╭─ EXERCISE MATERIALS

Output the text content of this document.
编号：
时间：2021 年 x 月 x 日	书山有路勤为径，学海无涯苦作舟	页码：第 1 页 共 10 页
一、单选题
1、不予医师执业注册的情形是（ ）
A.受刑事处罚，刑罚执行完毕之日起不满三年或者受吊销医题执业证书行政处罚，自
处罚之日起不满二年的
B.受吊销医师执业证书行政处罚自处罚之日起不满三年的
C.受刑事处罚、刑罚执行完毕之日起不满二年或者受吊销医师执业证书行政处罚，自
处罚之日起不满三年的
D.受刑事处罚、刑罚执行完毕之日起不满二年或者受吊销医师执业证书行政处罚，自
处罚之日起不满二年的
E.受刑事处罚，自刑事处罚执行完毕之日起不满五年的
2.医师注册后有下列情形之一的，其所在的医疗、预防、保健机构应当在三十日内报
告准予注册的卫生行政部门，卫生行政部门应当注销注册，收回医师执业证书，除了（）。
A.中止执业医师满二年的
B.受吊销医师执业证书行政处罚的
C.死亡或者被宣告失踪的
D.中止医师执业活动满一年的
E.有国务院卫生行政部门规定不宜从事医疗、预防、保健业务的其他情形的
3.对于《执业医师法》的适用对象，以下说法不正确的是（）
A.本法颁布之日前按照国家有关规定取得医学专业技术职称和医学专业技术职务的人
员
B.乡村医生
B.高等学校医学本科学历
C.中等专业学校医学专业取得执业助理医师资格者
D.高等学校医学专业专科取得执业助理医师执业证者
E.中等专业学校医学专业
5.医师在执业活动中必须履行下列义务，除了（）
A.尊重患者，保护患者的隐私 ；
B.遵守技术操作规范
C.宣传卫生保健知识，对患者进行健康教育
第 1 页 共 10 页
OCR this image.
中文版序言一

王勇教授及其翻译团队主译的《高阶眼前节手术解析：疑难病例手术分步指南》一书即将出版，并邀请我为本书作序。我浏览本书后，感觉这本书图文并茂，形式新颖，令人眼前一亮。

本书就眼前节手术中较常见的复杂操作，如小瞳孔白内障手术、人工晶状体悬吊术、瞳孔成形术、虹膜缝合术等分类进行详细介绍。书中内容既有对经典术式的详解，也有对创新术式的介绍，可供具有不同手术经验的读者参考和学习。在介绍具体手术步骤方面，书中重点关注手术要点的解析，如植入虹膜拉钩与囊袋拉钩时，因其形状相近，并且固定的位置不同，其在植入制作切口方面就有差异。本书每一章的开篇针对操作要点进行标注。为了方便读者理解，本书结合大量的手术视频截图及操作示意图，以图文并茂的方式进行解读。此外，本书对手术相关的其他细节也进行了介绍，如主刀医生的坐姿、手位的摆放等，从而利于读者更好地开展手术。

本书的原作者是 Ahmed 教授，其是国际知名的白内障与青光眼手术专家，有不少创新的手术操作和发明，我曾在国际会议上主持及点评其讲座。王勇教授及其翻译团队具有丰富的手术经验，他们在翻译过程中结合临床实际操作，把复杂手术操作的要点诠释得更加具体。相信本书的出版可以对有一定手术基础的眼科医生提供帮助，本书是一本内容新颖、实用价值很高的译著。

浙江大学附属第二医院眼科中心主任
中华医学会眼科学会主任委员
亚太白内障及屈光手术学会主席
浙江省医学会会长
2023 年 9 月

╰─

#### [INSTRUCTIONS TO FOLLOW]
Quote the whole listing above, leaving nothing out.

#### [CORRECT ANSWER]
Output the text content of this document.
编号：
时间：2021 年 x 月 x 日	书山有路勤为径，学海无涯苦作舟	页码：第 1 页 共 10 页
一、单选题
1、不予医师执业注册的情形是（ ）
A.受刑事处罚，刑罚执行完毕之日起不满三年或者受吊销医题执业证书行政处罚，自
处罚之日起不满二年的
B.受吊销医师执业证书行政处罚自处罚之日起不满三年的
C.受刑事处罚、刑罚执行完毕之日起不满二年或者受吊销医师执业证书行政处罚，自
处罚之日起不满三年的
D.受刑事处罚、刑罚执行完毕之日起不满二年或者受吊销医师执业证书行政处罚，自
处罚之日起不满二年的
E.受刑事处罚，自刑事处罚执行完毕之日起不满五年的
2.医师注册后有下列情形之一的，其所在的医疗、预防、保健机构应当在三十日内报
告准予注册的卫生行政部门，卫生行政部门应当注销注册，收回医师执业证书，除了（）。
A.中止执业医师满二年的
B.受吊销医师执业证书行政处罚的
C.死亡或者被宣告失踪的
D.中止医师执业活动满一年的
E.有国务院卫生行政部门规定不宜从事医疗、预防、保健业务的其他情形的
3.对于《执业医师法》的适用对象，以下说法不正确的是（）
A.本法颁布之日前按照国家有关规定取得医学专业技术职称和医学专业技术职务的人
员
B.乡村医生
B.高等学校医学本科学历
C.中等专业学校医学专业取得执业助理医师资格者
D.高等学校医学专业专科取得执业助理医师执业证者
E.中等专业学校医学专业
5.医师在执业活动中必须履行下列义务，除了（）
A.尊重患者，保护患者的隐私 ；
B.遵守技术操作规范
C.宣传卫生保健知识，对患者进行健康教育
第 1 页 共 10 页
OCR this image.
中文版序言一

王勇教授及其翻译团队主译的《高阶眼前节手术解析：疑难病例手术分步指南》一书即将出版，并邀请我为本书作序。我浏览本书后，感觉这本书图文并茂，形式新颖，令人眼前一亮。

本书就眼前节手术中较常见的复杂操作，如小瞳孔白内障手术、人工晶状体悬吊术、瞳孔成形术、虹膜缝合术等分类进行详细介绍。书中内容既有对经典术式的详解，也有对创新术式的介绍，可供具有不同手术经验的读者参考和学习。在介绍具体手术步骤方面，书中重点关注手术要点的解析，如植入虹膜拉钩与囊袋拉钩时，因其形状相近，并且固定的位置不同，其在植入制作切口方面就有差异。本书每一章的开篇针对操作要点进行标注。为了方便读者理解，本书结合大量的手术视频截图及操作示意图，以图文并茂的方式进行解读。此外，本书对手术相关的其他细节也进行了介绍，如主刀医生的坐姿、手位的摆放等，从而利于读者更好地开展手术。

本书的原作者是 Ahmed 教授，其是国际知名的白内障与青光眼手术专家，有不少创新的手术操作和发明，我曾在国际会议上主持及点评其讲座。王勇教授及其翻译团队具有丰富的手术经验，他们在翻译过程中结合临床实际操作，把复杂手术操作的要点诠释得更加具体。相信本书的出版可以对有一定手术基础的眼科医生提供帮助，本书是一本内容新颖、实用价值很高的译著。

浙江大学附属第二医院眼科中心主任
中华医学会眼科学会主任委员
亚太白内障及屈光手术学会主席
浙江省医学会会长
2023 年 9 月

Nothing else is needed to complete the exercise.